— To be done —
Find every line of the listing below where "name" appears, and copy it.

**** Given data

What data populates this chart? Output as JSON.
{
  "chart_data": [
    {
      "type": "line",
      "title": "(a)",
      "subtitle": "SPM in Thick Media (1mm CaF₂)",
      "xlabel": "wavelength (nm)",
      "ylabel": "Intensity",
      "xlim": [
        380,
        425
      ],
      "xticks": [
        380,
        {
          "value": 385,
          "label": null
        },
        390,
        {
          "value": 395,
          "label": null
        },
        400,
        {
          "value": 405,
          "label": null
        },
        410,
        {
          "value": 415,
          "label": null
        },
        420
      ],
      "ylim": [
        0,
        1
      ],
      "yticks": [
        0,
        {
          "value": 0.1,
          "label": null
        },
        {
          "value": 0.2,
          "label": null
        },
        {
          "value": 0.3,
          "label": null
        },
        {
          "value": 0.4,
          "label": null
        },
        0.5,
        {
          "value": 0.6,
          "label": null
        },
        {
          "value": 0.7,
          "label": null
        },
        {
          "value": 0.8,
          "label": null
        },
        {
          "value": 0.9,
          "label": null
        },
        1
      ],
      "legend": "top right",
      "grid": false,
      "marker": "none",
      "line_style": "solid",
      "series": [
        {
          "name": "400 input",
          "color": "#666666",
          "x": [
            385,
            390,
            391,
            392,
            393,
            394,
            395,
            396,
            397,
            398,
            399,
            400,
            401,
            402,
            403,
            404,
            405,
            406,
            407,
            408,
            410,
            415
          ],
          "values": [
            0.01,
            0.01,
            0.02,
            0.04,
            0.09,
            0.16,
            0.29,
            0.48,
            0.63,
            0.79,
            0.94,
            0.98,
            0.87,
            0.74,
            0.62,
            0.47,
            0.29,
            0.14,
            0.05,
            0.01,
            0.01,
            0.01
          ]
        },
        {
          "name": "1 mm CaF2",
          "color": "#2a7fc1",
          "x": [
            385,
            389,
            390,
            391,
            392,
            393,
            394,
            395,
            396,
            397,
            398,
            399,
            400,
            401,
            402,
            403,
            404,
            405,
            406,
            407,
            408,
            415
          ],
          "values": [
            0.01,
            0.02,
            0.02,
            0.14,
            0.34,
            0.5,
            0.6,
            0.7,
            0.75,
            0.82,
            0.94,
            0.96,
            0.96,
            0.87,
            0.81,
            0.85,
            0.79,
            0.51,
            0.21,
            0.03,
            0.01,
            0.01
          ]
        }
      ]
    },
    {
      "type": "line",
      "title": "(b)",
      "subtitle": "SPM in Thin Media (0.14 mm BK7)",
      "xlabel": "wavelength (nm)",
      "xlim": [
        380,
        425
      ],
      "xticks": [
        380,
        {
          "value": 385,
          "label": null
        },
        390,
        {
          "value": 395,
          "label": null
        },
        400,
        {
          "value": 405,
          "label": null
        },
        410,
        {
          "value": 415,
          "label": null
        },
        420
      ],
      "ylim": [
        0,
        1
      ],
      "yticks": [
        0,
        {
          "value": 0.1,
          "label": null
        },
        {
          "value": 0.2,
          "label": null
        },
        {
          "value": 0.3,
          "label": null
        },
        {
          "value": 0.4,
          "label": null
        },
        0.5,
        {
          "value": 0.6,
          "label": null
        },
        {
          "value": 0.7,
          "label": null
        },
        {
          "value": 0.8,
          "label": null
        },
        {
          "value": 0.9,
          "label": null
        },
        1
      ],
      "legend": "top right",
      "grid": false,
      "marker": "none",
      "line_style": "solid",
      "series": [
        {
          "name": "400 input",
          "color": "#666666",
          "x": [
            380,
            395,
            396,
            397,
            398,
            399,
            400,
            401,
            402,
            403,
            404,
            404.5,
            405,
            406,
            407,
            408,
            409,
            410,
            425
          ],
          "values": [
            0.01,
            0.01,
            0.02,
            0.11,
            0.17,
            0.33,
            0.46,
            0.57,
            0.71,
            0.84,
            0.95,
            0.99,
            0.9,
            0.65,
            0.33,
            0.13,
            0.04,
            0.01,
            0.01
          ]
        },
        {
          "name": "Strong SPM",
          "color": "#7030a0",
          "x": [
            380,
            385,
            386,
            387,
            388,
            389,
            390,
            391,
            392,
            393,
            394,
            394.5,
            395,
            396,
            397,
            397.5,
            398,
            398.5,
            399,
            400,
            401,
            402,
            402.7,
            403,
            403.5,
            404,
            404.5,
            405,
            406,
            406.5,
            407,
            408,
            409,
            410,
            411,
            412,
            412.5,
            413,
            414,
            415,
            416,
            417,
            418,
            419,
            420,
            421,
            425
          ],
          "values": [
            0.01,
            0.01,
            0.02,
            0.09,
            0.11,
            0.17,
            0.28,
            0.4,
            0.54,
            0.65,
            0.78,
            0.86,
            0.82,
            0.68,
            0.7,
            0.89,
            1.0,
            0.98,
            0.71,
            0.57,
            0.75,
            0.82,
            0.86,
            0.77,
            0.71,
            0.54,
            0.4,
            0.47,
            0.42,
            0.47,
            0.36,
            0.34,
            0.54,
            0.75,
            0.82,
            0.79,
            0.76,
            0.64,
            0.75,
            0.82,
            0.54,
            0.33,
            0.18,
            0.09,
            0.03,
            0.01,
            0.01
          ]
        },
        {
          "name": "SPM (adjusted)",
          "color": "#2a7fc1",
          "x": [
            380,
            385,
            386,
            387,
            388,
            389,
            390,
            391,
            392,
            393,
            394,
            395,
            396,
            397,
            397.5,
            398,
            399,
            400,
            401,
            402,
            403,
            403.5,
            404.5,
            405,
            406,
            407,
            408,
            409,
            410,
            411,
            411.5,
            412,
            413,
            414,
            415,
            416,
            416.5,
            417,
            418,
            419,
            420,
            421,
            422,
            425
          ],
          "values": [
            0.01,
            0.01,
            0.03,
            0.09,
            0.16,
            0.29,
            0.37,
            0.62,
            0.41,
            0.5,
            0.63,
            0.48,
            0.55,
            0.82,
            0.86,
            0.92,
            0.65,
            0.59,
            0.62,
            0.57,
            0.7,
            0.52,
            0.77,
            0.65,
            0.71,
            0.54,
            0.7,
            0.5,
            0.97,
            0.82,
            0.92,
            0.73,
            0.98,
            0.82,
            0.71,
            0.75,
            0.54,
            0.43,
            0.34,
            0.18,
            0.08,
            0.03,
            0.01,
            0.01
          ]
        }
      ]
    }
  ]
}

********

— Task answer —
          "name": "400 input",
          "name": "1 mm CaF2",
          "name": "400 input",
          "name": "Strong SPM",
          "name": "SPM (adjusted)",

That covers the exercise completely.